Copy the material word for word, from its first line up to and including the line that contains "The base 140 is at (777, 457).".

─── Record excerpts ───

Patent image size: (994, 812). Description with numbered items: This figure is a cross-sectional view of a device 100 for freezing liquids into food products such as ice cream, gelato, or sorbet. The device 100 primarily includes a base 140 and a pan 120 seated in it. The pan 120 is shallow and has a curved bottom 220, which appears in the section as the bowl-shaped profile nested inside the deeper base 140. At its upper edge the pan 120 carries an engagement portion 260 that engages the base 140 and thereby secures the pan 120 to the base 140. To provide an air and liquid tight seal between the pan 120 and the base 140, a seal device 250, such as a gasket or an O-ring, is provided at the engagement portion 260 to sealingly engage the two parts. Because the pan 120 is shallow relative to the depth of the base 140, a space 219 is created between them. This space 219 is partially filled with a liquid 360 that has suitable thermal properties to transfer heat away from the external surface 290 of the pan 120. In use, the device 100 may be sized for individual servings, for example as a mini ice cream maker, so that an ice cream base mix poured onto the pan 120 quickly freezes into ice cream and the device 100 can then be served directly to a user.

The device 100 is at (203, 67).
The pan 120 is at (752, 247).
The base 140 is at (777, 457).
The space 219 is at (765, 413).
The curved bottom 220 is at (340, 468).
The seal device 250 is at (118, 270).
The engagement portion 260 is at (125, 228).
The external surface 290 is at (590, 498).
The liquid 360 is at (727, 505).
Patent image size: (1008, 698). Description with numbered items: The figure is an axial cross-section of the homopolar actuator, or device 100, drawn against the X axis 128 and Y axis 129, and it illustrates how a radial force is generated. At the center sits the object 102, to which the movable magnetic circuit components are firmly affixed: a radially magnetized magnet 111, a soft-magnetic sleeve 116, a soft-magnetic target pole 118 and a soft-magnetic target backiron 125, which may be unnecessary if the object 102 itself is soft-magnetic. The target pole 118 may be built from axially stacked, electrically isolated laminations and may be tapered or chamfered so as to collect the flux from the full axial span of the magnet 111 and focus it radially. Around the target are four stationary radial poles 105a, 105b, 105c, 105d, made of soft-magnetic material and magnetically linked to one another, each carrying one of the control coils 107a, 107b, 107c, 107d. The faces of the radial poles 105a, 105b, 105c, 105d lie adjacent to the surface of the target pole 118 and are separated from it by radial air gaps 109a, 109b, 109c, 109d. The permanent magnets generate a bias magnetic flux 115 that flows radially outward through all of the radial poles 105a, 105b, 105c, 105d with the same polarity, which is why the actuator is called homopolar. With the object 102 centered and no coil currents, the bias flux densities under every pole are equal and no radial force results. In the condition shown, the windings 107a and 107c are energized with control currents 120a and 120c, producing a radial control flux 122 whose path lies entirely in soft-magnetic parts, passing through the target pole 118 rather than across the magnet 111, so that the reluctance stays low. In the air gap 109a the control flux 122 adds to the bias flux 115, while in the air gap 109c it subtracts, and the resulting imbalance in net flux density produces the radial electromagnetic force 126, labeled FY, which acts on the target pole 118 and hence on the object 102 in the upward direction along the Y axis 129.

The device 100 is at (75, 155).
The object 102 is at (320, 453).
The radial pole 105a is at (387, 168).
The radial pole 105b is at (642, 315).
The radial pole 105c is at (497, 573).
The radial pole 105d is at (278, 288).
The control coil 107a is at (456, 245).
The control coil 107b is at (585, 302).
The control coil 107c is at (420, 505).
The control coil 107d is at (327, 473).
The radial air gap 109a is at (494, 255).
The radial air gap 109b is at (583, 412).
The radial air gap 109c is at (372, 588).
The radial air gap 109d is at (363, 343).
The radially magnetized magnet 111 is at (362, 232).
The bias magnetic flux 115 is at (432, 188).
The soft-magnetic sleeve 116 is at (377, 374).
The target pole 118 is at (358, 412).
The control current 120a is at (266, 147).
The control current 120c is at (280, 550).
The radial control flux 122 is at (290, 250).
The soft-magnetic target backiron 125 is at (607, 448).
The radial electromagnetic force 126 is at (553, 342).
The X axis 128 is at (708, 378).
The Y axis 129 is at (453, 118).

───

## Complete output
Patent image size: (994, 812). Description with numbered items: This figure is a cross-sectional view of a device 100 for freezing liquids into food products such as ice cream, gelato, or sorbet. The device 100 primarily includes a base 140 and a pan 120 seated in it. The pan 120 is shallow and has a curved bottom 220, which appears in the section as the bowl-shaped profile nested inside the deeper base 140. At its upper edge the pan 120 carries an engagement portion 260 that engages the base 140 and thereby secures the pan 120 to the base 140. To provide an air and liquid tight seal between the pan 120 and the base 140, a seal device 250, such as a gasket or an O-ring, is provided at the engagement portion 260 to sealingly engage the two parts. Because the pan 120 is shallow relative to the depth of the base 140, a space 219 is created between them. This space 219 is partially filled with a liquid 360 that has suitable thermal properties to transfer heat away from the external surface 290 of the pan 120. In use, the device 100 may be sized for individual servings, for example as a mini ice cream maker, so that an ice cream base mix poured onto the pan 120 quickly freezes into ice cream and the device 100 can then be served directly to a user.

The device 100 is at (203, 67).
The pan 120 is at (752, 247).
The base 140 is at (777, 457).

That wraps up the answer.